DATASET CONTENT start
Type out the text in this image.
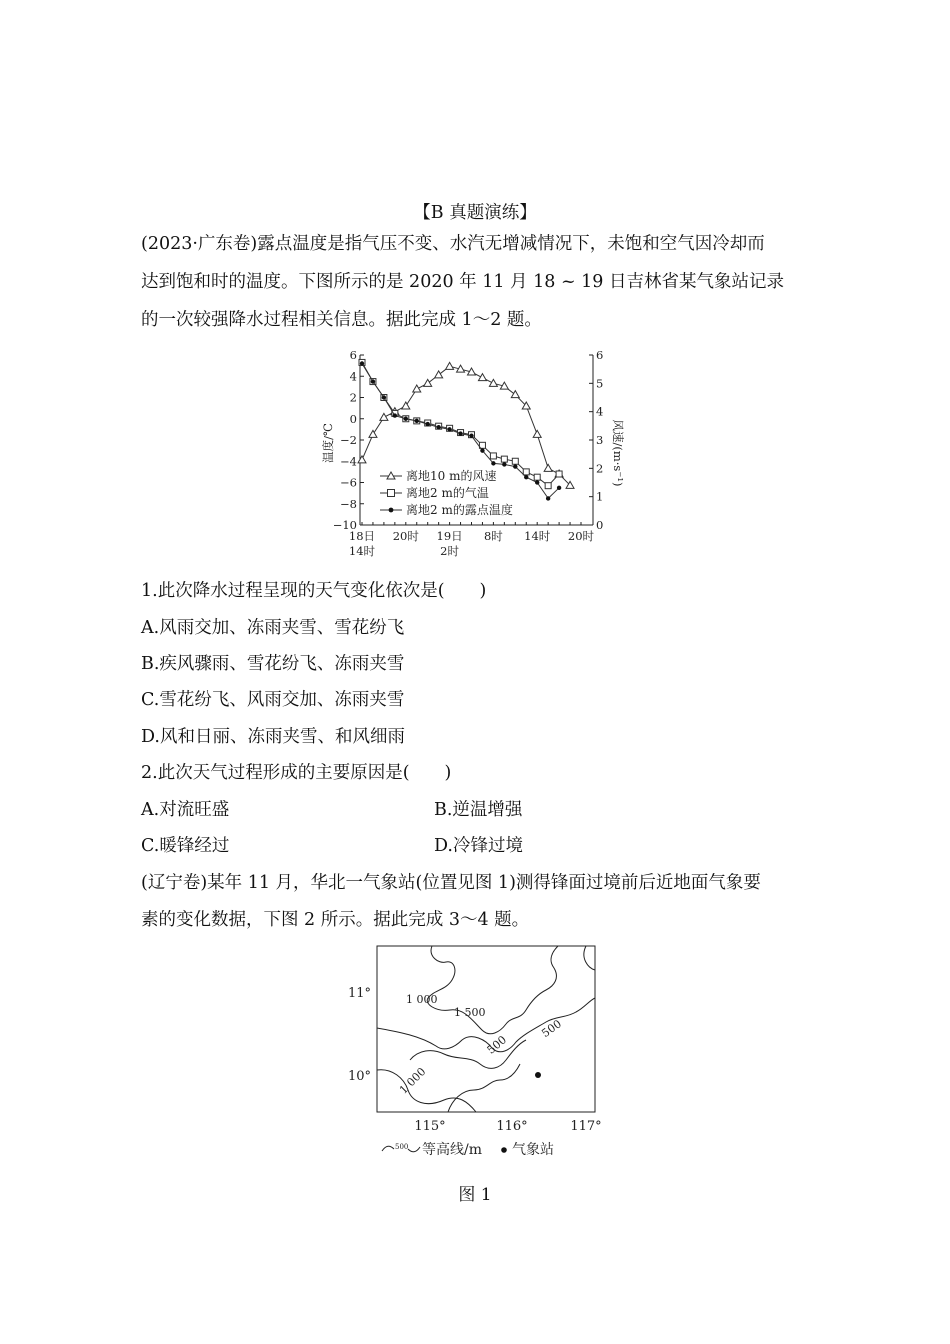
【B 真题演练】
(2023·广东卷)露点温度是指气压不变、水汽无增减情况下，未饱和空气因冷却而
达到饱和时的温度。下图所示的是 2020 年 11 月 18 ~ 19 日吉林省某气象站记录
的一次较强降水过程相关信息。据此完成 1～2 题。
6
4
2
0
−2
−4
−6
−8
−10
6
5
4
3
2
1
0
18日
14时
20时 19日
2时
8时 14时 20时
温度/℃	风速/(m·s⁻¹)
离地10 m的风速
离地2 m的气温
离地2 m的露点温度
1.此次降水过程呈现的天气变化依次是(　　)
A.风雨交加、冻雨夹雪、雪花纷飞
B.疾风骤雨、雪花纷飞、冻雨夹雪
C.雪花纷飞、风雨交加、冻雨夹雪
D.风和日丽、冻雨夹雪、和风细雨
2.此次天气过程形成的主要原因是(　　)
A.对流旺盛	B.逆温增强
C.暖锋经过	D.冷锋过境
(辽宁卷)某年 11 月，华北一气象站(位置见图 1)测得锋面过境前后近地面气象要
素的变化数据，下图 2 所示。据此完成 3～4 题。
1 000
1 500
500
500
1 000
11°
10°
115°	116°	117°
500 等高线/m 气象站
图 1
DATASET CONTENT end
- WHAT TO DO: Read through the lines above and collect those that contain the string "雪花纷飞".

- ANSWER TO THE EXERCISE:
A.风雨交加、冻雨夹雪、雪花纷飞
B.疾风骤雨、雪花纷飞、冻雨夹雪
C.雪花纷飞、风雨交加、冻雨夹雪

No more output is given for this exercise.